_PROBLEM TO WORK ON_
Show each line from the listing that includes the word "damaged".
— START —
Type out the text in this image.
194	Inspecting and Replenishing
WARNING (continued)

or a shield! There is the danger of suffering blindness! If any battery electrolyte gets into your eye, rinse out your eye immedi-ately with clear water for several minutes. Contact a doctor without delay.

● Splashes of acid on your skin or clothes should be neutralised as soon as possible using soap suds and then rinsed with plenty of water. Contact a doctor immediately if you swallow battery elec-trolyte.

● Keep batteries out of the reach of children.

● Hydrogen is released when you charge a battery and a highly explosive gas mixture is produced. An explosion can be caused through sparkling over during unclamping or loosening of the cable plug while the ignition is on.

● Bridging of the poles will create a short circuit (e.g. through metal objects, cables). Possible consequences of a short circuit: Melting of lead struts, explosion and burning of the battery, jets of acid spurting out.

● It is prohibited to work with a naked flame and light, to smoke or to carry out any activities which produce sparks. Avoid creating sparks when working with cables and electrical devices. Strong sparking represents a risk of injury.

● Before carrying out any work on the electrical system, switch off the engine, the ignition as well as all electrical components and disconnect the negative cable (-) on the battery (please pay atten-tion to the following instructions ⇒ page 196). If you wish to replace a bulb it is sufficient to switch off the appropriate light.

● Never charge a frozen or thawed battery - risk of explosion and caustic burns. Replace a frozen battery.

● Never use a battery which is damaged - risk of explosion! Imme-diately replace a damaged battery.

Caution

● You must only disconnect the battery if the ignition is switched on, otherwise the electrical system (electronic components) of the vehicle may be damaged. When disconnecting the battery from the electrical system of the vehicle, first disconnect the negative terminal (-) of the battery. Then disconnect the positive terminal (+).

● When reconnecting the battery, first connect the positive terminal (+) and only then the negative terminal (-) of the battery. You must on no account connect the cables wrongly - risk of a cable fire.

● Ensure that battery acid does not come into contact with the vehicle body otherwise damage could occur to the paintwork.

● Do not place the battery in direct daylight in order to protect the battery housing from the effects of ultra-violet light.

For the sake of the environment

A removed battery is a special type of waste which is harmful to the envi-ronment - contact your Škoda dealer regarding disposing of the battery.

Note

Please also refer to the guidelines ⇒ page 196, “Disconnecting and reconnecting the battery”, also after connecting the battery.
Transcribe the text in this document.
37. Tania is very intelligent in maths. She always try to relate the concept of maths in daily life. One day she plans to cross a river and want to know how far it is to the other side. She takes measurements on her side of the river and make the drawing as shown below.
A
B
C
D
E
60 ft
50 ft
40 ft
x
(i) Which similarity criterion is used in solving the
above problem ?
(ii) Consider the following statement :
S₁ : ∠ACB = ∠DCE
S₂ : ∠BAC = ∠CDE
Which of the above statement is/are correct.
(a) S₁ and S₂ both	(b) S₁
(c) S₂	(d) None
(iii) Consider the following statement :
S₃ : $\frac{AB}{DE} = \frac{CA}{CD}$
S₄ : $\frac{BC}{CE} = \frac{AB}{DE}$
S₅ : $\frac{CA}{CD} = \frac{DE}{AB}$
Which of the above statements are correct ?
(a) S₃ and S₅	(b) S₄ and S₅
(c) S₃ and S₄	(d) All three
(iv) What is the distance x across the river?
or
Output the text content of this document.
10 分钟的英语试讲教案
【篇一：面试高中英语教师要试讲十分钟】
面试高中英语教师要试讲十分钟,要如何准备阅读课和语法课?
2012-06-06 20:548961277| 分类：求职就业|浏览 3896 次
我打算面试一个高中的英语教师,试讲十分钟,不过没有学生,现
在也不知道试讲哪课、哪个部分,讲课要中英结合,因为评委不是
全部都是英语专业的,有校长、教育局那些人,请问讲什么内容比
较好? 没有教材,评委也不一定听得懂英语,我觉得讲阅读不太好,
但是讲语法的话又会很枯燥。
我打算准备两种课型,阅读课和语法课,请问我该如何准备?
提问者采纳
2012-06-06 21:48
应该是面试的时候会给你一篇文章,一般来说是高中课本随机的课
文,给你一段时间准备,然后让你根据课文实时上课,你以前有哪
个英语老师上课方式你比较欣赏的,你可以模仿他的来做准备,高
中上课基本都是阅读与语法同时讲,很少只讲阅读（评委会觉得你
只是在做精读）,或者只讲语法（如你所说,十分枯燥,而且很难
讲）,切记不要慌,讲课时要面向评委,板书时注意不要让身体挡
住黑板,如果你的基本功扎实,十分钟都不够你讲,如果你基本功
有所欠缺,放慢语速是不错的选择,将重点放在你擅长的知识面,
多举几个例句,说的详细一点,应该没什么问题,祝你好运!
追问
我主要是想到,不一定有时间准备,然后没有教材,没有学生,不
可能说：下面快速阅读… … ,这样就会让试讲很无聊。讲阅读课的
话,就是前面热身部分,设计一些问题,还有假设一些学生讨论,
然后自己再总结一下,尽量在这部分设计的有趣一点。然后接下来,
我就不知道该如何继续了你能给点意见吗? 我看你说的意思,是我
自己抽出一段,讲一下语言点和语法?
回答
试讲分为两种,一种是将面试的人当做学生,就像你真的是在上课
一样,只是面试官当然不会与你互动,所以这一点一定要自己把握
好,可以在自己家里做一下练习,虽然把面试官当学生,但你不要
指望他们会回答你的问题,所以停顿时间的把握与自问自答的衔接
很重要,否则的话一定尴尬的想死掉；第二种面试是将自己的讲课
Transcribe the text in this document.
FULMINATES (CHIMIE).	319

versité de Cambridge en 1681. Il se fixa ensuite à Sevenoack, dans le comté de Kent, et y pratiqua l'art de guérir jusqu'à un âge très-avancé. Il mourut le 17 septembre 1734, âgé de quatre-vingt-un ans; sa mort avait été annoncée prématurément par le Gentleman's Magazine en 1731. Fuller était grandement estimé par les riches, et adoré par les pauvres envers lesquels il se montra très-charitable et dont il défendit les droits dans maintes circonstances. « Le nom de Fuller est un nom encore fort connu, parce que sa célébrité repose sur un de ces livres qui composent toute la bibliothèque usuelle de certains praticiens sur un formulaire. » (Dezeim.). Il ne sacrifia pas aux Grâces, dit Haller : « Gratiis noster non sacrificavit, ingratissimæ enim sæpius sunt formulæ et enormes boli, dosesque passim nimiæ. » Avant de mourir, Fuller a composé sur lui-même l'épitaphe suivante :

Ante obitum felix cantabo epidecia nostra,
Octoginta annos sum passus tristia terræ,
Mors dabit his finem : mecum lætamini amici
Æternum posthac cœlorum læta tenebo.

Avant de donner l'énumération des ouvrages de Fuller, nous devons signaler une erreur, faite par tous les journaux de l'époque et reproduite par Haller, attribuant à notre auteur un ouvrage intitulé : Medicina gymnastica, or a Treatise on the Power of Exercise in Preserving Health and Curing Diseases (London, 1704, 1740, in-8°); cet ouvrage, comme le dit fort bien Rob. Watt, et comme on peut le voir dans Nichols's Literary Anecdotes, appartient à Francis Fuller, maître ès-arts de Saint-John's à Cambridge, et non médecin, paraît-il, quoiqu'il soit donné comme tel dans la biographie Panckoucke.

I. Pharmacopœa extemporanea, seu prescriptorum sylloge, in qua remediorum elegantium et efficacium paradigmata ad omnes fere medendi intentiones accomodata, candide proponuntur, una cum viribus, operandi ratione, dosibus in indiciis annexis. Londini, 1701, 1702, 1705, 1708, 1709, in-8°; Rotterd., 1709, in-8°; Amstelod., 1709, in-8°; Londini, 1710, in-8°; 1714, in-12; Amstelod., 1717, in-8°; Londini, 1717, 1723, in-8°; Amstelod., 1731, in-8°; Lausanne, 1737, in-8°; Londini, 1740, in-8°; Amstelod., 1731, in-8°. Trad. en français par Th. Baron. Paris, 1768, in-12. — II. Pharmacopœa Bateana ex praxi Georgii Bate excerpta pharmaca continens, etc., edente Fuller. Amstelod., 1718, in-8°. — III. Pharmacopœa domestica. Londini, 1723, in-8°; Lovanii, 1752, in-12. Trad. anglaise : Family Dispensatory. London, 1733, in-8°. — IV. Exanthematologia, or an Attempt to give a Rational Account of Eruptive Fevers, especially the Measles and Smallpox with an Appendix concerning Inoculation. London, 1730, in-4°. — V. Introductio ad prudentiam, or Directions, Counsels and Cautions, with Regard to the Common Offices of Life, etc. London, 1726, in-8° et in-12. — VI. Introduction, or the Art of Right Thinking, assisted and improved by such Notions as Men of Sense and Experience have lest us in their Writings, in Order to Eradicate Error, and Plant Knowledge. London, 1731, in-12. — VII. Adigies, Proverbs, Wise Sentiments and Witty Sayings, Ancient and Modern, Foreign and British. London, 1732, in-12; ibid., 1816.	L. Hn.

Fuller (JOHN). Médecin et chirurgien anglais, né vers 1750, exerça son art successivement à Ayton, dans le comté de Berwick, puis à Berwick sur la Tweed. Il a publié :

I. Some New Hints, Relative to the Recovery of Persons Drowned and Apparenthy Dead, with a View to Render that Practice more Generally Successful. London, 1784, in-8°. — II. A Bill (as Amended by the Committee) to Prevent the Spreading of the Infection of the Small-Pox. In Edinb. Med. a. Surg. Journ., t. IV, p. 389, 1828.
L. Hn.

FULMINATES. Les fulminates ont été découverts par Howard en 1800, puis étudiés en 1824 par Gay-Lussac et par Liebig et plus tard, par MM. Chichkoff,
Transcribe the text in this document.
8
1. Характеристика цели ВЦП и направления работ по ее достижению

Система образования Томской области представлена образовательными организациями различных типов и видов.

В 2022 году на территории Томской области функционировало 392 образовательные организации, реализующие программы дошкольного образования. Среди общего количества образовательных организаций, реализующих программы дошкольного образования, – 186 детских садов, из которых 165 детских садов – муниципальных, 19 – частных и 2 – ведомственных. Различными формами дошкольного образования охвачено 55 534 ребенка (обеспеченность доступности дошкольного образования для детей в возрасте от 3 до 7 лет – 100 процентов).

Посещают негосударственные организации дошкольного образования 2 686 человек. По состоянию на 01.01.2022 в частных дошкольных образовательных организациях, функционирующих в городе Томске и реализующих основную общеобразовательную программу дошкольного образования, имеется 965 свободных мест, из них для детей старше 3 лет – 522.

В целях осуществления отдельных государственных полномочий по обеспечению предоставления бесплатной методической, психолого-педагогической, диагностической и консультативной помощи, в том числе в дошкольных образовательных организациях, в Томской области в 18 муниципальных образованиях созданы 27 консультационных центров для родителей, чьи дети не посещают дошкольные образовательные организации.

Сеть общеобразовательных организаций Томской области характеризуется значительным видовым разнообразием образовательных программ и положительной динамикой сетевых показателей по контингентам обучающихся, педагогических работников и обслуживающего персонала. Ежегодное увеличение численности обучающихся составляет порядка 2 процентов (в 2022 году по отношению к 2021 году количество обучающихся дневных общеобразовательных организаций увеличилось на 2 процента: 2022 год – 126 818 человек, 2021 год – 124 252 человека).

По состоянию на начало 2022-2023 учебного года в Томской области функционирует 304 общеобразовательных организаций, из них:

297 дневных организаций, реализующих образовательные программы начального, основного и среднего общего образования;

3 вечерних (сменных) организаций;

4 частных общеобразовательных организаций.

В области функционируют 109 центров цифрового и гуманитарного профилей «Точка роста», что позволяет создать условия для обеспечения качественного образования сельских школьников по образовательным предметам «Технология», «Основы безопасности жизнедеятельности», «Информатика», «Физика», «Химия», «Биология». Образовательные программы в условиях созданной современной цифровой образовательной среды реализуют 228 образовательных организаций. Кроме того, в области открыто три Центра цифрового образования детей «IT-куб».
— END —
_SOLUTION TO THIS EXERCISE_
● Never use a battery which is damaged - risk of explosion! Imme-diately replace a damaged battery.
● You must only disconnect the battery if the ignition is switched on, otherwise the electrical system (electronic components) of the vehicle may be damaged. When disconnecting the battery from the electrical system of the vehicle, first disconnect the negative terminal (-) of the battery. Then disconnect the positive terminal (+).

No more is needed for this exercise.